● What you need to do: Set down every record once more, exactly as given.

● Dataset:
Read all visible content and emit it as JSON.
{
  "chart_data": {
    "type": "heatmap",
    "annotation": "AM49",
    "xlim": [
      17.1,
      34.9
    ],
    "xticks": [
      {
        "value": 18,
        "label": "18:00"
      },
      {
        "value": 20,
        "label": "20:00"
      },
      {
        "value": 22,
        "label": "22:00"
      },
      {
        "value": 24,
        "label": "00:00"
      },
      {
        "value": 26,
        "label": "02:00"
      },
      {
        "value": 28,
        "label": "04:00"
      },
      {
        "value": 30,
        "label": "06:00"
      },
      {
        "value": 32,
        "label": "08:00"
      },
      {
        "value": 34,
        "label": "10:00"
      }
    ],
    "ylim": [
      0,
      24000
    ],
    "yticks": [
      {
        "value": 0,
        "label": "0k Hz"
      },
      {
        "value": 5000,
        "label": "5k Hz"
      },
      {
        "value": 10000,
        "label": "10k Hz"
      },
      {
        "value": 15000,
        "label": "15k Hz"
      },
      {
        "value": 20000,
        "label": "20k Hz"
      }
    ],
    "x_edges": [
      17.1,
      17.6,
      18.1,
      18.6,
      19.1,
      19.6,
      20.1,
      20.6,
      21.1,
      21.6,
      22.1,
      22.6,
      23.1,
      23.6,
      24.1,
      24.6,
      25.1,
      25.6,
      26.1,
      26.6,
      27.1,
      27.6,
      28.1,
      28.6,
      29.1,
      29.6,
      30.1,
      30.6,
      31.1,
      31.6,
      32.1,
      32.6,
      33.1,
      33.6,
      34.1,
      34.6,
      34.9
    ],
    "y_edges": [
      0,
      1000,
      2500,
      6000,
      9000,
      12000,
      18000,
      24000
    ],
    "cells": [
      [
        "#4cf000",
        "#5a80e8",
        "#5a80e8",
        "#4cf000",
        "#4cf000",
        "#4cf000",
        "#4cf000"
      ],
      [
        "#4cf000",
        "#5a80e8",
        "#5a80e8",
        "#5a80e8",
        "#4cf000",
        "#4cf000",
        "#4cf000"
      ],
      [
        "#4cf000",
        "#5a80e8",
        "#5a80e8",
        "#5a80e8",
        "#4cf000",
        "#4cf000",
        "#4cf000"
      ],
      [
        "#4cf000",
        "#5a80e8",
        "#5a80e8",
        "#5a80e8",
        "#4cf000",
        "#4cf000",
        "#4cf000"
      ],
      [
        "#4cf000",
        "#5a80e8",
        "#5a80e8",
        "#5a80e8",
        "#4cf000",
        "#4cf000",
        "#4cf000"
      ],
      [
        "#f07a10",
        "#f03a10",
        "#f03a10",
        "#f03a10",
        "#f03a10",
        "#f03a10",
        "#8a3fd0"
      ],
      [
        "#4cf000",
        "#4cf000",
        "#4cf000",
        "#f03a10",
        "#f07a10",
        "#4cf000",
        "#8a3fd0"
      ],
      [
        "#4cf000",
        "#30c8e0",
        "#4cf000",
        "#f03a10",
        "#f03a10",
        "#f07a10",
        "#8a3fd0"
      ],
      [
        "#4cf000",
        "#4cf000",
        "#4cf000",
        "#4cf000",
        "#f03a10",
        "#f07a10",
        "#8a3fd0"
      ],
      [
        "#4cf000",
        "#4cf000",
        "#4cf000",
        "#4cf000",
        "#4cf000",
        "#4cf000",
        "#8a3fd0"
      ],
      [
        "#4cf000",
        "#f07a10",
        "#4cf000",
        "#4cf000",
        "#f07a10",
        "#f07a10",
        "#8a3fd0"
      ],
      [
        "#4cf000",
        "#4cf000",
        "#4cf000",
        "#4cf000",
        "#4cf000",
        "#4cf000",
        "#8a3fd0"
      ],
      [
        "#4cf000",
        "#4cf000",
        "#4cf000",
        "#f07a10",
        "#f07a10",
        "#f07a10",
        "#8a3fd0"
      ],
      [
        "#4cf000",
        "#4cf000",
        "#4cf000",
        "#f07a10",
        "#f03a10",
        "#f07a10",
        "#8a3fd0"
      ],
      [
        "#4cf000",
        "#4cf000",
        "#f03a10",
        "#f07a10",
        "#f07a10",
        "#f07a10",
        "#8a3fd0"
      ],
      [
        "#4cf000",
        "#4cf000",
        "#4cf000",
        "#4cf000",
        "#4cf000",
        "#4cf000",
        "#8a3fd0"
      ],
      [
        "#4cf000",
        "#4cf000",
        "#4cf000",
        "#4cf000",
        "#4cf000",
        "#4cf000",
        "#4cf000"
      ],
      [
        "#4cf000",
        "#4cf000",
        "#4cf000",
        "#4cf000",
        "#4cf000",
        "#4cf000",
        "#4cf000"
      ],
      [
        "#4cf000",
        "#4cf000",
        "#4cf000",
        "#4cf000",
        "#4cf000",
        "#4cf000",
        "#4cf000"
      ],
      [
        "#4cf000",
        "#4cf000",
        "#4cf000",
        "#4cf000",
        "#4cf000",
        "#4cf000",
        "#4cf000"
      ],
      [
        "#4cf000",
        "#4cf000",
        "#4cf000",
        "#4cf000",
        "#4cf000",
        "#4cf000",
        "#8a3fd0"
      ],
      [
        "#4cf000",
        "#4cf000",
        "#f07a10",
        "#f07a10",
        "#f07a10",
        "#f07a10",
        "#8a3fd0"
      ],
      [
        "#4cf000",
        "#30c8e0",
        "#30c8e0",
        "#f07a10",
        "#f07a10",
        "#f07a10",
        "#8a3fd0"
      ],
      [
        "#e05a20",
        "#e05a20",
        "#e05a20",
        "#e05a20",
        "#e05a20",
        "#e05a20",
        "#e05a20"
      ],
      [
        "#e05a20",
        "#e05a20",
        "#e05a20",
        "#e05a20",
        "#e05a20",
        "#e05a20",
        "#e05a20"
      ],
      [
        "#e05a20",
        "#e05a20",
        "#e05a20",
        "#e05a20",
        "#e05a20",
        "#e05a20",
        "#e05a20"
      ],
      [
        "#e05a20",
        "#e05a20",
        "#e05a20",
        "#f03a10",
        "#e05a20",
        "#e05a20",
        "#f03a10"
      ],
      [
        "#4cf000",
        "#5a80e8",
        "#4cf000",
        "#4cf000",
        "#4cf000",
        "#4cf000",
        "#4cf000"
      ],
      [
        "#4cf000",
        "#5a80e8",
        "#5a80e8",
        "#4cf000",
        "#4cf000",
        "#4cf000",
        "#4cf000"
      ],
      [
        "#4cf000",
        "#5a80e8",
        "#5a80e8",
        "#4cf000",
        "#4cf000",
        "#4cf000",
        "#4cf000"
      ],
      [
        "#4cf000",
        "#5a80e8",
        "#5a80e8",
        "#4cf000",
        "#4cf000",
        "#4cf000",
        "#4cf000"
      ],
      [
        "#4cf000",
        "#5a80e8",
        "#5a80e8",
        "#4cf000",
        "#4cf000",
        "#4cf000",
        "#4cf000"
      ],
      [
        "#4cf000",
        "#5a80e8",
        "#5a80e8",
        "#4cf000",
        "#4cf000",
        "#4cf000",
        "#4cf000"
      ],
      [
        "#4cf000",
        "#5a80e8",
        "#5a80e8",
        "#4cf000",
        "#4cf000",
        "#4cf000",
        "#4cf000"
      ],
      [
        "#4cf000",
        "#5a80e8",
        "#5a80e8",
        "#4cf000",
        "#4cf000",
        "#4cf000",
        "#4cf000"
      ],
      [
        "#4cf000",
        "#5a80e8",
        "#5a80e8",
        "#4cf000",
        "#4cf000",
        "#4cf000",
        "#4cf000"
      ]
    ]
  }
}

● Answer to the task:
Read all visible content and emit it as JSON.
{
  "chart_data": {
    "type": "heatmap",
    "annotation": "AM49",
    "xlim": [
      17.1,
      34.9
    ],
    "xticks": [
      {
        "value": 18,
        "label": "18:00"
      },
      {
        "value": 20,
        "label": "20:00"
      },
      {
        "value": 22,
        "label": "22:00"
      },
      {
        "value": 24,
        "label": "00:00"
      },
      {
        "value": 26,
        "label": "02:00"
      },
      {
        "value": 28,
        "label": "04:00"
      },
      {
        "value": 30,
        "label": "06:00"
      },
      {
        "value": 32,
        "label": "08:00"
      },
      {
        "value": 34,
        "label": "10:00"
      }
    ],
    "ylim": [
      0,
      24000
    ],
    "yticks": [
      {
        "value": 0,
        "label": "0k Hz"
      },
      {
        "value": 5000,
        "label": "5k Hz"
      },
      {
        "value": 10000,
        "label": "10k Hz"
      },
      {
        "value": 15000,
        "label": "15k Hz"
      },
      {
        "value": 20000,
        "label": "20k Hz"
      }
    ],
    "x_edges": [
      17.1,
      17.6,
      18.1,
      18.6,
      19.1,
      19.6,
      20.1,
      20.6,
      21.1,
      21.6,
      22.1,
      22.6,
      23.1,
      23.6,
      24.1,
      24.6,
      25.1,
      25.6,
      26.1,
      26.6,
      27.1,
      27.6,
      28.1,
      28.6,
      29.1,
      29.6,
      30.1,
      30.6,
      31.1,
      31.6,
      32.1,
      32.6,
      33.1,
      33.6,
      34.1,
      34.6,
      34.9
    ],
    "y_edges": [
      0,
      1000,
      2500,
      6000,
      9000,
      12000,
      18000,
      24000
    ],
    "cells": [
      [
        "#4cf000",
        "#5a80e8",
        "#5a80e8",
        "#4cf000",
        "#4cf000",
        "#4cf000",
        "#4cf000"
      ],
      [
        "#4cf000",
        "#5a80e8",
        "#5a80e8",
        "#5a80e8",
        "#4cf000",
        "#4cf000",
        "#4cf000"
      ],
      [
        "#4cf000",
        "#5a80e8",
        "#5a80e8",
        "#5a80e8",
        "#4cf000",
        "#4cf000",
        "#4cf000"
      ],
      [
        "#4cf000",
        "#5a80e8",
        "#5a80e8",
        "#5a80e8",
        "#4cf000",
        "#4cf000",
        "#4cf000"
      ],
      [
        "#4cf000",
        "#5a80e8",
        "#5a80e8",
        "#5a80e8",
        "#4cf000",
        "#4cf000",
        "#4cf000"
      ],
      [
        "#f07a10",
        "#f03a10",
        "#f03a10",
        "#f03a10",
        "#f03a10",
        "#f03a10",
        "#8a3fd0"
      ],
      [
        "#4cf000",
        "#4cf000",
        "#4cf000",
        "#f03a10",
        "#f07a10",
        "#4cf000",
        "#8a3fd0"
      ],
      [
        "#4cf000",
        "#30c8e0",
        "#4cf000",
        "#f03a10",
        "#f03a10",
        "#f07a10",
        "#8a3fd0"
      ],
      [
        "#4cf000",
        "#4cf000",
        "#4cf000",
        "#4cf000",
        "#f03a10",
        "#f07a10",
        "#8a3fd0"
      ],
      [
        "#4cf000",
        "#4cf000",
        "#4cf000",
        "#4cf000",
        "#4cf000",
        "#4cf000",
        "#8a3fd0"
      ],
      [
        "#4cf000",
        "#f07a10",
        "#4cf000",
        "#4cf000",
        "#f07a10",
        "#f07a10",
        "#8a3fd0"
      ],
      [
        "#4cf000",
        "#4cf000",
        "#4cf000",
        "#4cf000",
        "#4cf000",
        "#4cf000",
        "#8a3fd0"
      ],
      [
        "#4cf000",
        "#4cf000",
        "#4cf000",
        "#f07a10",
        "#f07a10",
        "#f07a10",
        "#8a3fd0"
      ],
      [
        "#4cf000",
        "#4cf000",
        "#4cf000",
        "#f07a10",
        "#f03a10",
        "#f07a10",
        "#8a3fd0"
      ],
      [
        "#4cf000",
        "#4cf000",
        "#f03a10",
        "#f07a10",
        "#f07a10",
        "#f07a10",
        "#8a3fd0"
      ],
      [
        "#4cf000",
        "#4cf000",
        "#4cf000",
        "#4cf000",
        "#4cf000",
        "#4cf000",
        "#8a3fd0"
      ],
      [
        "#4cf000",
        "#4cf000",
        "#4cf000",
        "#4cf000",
        "#4cf000",
        "#4cf000",
        "#4cf000"
      ],
      [
        "#4cf000",
        "#4cf000",
        "#4cf000",
        "#4cf000",
        "#4cf000",
        "#4cf000",
        "#4cf000"
      ],
      [
        "#4cf000",
        "#4cf000",
        "#4cf000",
        "#4cf000",
        "#4cf000",
        "#4cf000",
        "#4cf000"
      ],
      [
        "#4cf000",
        "#4cf000",
        "#4cf000",
        "#4cf000",
        "#4cf000",
        "#4cf000",
        "#4cf000"
      ],
      [
        "#4cf000",
        "#4cf000",
        "#4cf000",
        "#4cf000",
        "#4cf000",
        "#4cf000",
        "#8a3fd0"
      ],
      [
        "#4cf000",
        "#4cf000",
        "#f07a10",
        "#f07a10",
        "#f07a10",
        "#f07a10",
        "#8a3fd0"
      ],
      [
        "#4cf000",
        "#30c8e0",
        "#30c8e0",
        "#f07a10",
        "#f07a10",
        "#f07a10",
        "#8a3fd0"
      ],
      [
        "#e05a20",
        "#e05a20",
        "#e05a20",
        "#e05a20",
        "#e05a20",
        "#e05a20",
        "#e05a20"
      ],
      [
        "#e05a20",
        "#e05a20",
        "#e05a20",
        "#e05a20",
        "#e05a20",
        "#e05a20",
        "#e05a20"
      ],
      [
        "#e05a20",
        "#e05a20",
        "#e05a20",
        "#e05a20",
        "#e05a20",
        "#e05a20",
        "#e05a20"
      ],
      [
        "#e05a20",
        "#e05a20",
        "#e05a20",
        "#f03a10",
        "#e05a20",
        "#e05a20",
        "#f03a10"
      ],
      [
        "#4cf000",
        "#5a80e8",
        "#4cf000",
        "#4cf000",
        "#4cf000",
        "#4cf000",
        "#4cf000"
      ],
      [
        "#4cf000",
        "#5a80e8",
        "#5a80e8",
        "#4cf000",
        "#4cf000",
        "#4cf000",
        "#4cf000"
      ],
      [
        "#4cf000",
        "#5a80e8",
        "#5a80e8",
        "#4cf000",
        "#4cf000",
        "#4cf000",
        "#4cf000"
      ],
      [
        "#4cf000",
        "#5a80e8",
        "#5a80e8",
        "#4cf000",
        "#4cf000",
        "#4cf000",
        "#4cf000"
      ],
      [
        "#4cf000",
        "#5a80e8",
        "#5a80e8",
        "#4cf000",
        "#4cf000",
        "#4cf000",
        "#4cf000"
      ],
      [
        "#4cf000",
        "#5a80e8",
        "#5a80e8",
        "#4cf000",
        "#4cf000",
        "#4cf000",
        "#4cf000"
      ],
      [
        "#4cf000",
        "#5a80e8",
        "#5a80e8",
        "#4cf000",
        "#4cf000",
        "#4cf000",
        "#4cf000"
      ],
      [
        "#4cf000",
        "#5a80e8",
        "#5a80e8",
        "#4cf000",
        "#4cf000",
        "#4cf000",
        "#4cf000"
      ],
      [
        "#4cf000",
        "#5a80e8",
        "#5a80e8",
        "#4cf000",
        "#4cf000",
        "#4cf000",
        "#4cf000"
      ]
    ]
  }
}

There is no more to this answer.